--- Written instruction ---
Give back all the data exactly, line by line.

•••

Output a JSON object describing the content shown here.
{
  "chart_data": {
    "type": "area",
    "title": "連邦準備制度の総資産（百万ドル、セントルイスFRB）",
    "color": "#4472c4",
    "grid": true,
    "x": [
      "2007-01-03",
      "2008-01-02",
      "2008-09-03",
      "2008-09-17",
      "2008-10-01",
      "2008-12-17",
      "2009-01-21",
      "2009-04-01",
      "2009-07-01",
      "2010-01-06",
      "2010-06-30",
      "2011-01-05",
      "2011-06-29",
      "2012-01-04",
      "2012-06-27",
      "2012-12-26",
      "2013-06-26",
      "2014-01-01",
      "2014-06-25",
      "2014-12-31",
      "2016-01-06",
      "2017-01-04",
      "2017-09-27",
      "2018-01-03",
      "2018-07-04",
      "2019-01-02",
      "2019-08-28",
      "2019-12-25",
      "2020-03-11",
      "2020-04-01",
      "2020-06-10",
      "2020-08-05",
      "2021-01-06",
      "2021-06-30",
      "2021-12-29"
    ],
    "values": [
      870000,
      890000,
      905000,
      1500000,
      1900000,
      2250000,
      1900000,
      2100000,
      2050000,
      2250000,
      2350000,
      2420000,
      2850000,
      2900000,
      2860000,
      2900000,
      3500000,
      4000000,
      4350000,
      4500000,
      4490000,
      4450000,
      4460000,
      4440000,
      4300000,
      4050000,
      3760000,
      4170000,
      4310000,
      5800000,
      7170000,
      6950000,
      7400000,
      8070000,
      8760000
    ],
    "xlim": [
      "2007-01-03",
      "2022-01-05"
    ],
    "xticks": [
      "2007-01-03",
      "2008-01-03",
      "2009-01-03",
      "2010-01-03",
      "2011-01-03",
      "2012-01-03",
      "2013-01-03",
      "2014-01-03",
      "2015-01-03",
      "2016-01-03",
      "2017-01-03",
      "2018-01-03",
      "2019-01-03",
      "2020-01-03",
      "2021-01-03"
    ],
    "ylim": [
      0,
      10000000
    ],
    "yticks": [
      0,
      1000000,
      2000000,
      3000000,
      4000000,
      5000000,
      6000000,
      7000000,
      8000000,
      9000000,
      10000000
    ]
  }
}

•••

--- The solution ---
Output a JSON object describing the content shown here.
{
  "chart_data": {
    "type": "area",
    "title": "連邦準備制度の総資産（百万ドル、セントルイスFRB）",
    "color": "#4472c4",
    "grid": true,
    "x": [
      "2007-01-03",
      "2008-01-02",
      "2008-09-03",
      "2008-09-17",
      "2008-10-01",
      "2008-12-17",
      "2009-01-21",
      "2009-04-01",
      "2009-07-01",
      "2010-01-06",
      "2010-06-30",
      "2011-01-05",
      "2011-06-29",
      "2012-01-04",
      "2012-06-27",
      "2012-12-26",
      "2013-06-26",
      "2014-01-01",
      "2014-06-25",
      "2014-12-31",
      "2016-01-06",
      "2017-01-04",
      "2017-09-27",
      "2018-01-03",
      "2018-07-04",
      "2019-01-02",
      "2019-08-28",
      "2019-12-25",
      "2020-03-11",
      "2020-04-01",
      "2020-06-10",
      "2020-08-05",
      "2021-01-06",
      "2021-06-30",
      "2021-12-29"
    ],
    "values": [
      870000,
      890000,
      905000,
      1500000,
      1900000,
      2250000,
      1900000,
      2100000,
      2050000,
      2250000,
      2350000,
      2420000,
      2850000,
      2900000,
      2860000,
      2900000,
      3500000,
      4000000,
      4350000,
      4500000,
      4490000,
      4450000,
      4460000,
      4440000,
      4300000,
      4050000,
      3760000,
      4170000,
      4310000,
      5800000,
      7170000,
      6950000,
      7400000,
      8070000,
      8760000
    ],
    "xlim": [
      "2007-01-03",
      "2022-01-05"
    ],
    "xticks": [
      "2007-01-03",
      "2008-01-03",
      "2009-01-03",
      "2010-01-03",
      "2011-01-03",
      "2012-01-03",
      "2013-01-03",
      "2014-01-03",
      "2015-01-03",
      "2016-01-03",
      "2017-01-03",
      "2018-01-03",
      "2019-01-03",
      "2020-01-03",
      "2021-01-03"
    ],
    "ylim": [
      0,
      10000000
    ],
    "yticks": [
      0,
      1000000,
      2000000,
      3000000,
      4000000,
      5000000,
      6000000,
      7000000,
      8000000,
      9000000,
      10000000
    ]
  }
}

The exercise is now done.